_EXERCISE OBJECTIVE_: Write out the passage on classifying legislative proposals below word for word, in full.

_PROVIDED PASSAGE_:
____________________

The proposed framework was validated using the

public database of LPs available by the Brazilian

Chamber of Deputies. In our experiments, we

used LPs related to laws and amendments and

with the status completed between 2001 and 2021.

Experimental tests were performed to compare the

proposed classiﬁer with different modiﬁcations in

the kNN algorithm and with other machine learning

classiﬁers.

This paper is structured as follows: Section 2

presents the context of the work and related works;

Section 3 formalizes the classiﬁcation problem;

Section 4 presents the proposed approach; Section

5 shows the results of the experimental tests carried

out to evaluated the technique proposed and, ﬁnally,

Section 6 presents the conclusions of this work.

2 CONTEXT AND RELATED

WORKS

The legislative process comprises the elaboration,

analysis and voting of various types of proposals,

such as: Ordinary Laws, Provisional Measures,

Amendments to the Constitution, Legislative

Decrees, Resolutions, among others. It is from

the formulation of these propositions that political

agents establish the laws that will govern society and

regulate social, mercantile, labor practices, among

others.

The work of (Nay, 2017) presented a model

to predict whether or not a proposition would be

approved in the US Congress. They used a database

with the proposed laws from 1993 to 2015. From

this database, they extracted 12 characteristics and

performed data analysis. A model was trained using

word2vec (Le and Mikolov, 2014) and tree-based

models as well as ensemble stacking techniques.

The technique developed had a 96% success rate in

predicting the approval of a legislative project.

The work of (Cheng et al., 2017) also focused

on the US Congress. They presented a technique to

analyze legislators’ proﬁle data and also the textual

data of the propositions. To carry out the text analysis

of the projects, the authors used Bag-of-Words

model, and also the way in which the ideological

proﬁle data of legislators were used in a Euclidean

spatial model called policy location.

____________________

_DATA SECTION_:
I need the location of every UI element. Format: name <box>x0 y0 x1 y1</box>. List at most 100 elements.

____________________

_SOLUTION FOR THIS TASK_:
The proposed framework was validated using the

public database of LPs available by the Brazilian

Chamber of Deputies. In our experiments, we

used LPs related to laws and amendments and

with the status completed between 2001 and 2021.

Experimental tests were performed to compare the

proposed classiﬁer with different modiﬁcations in

the kNN algorithm and with other machine learning

classiﬁers.

This paper is structured as follows: Section 2

presents the context of the work and related works;

Section 3 formalizes the classiﬁcation problem;

Section 4 presents the proposed approach; Section

5 shows the results of the experimental tests carried

out to evaluated the technique proposed and, ﬁnally,

Section 6 presents the conclusions of this work.

2 CONTEXT AND RELATED

WORKS

The legislative process comprises the elaboration,

analysis and voting of various types of proposals,

such as: Ordinary Laws, Provisional Measures,

Amendments to the Constitution, Legislative

Decrees, Resolutions, among others. It is from

the formulation of these propositions that political

agents establish the laws that will govern society and

regulate social, mercantile, labor practices, among

others.

The work of (Nay, 2017) presented a model

to predict whether or not a proposition would be

approved in the US Congress. They used a database

with the proposed laws from 1993 to 2015. From

this database, they extracted 12 characteristics and

performed data analysis. A model was trained using

word2vec (Le and Mikolov, 2014) and tree-based

models as well as ensemble stacking techniques.

The technique developed had a 96% success rate in

predicting the approval of a legislative project.

The work of (Cheng et al., 2017) also focused

on the US Congress. They presented a technique to

analyze legislators’ proﬁle data and also the textual

data of the propositions. To carry out the text analysis

of the projects, the authors used Bag-of-Words

model, and also the way in which the ideological

proﬁle data of legislators were used in a Euclidean

spatial model called policy location.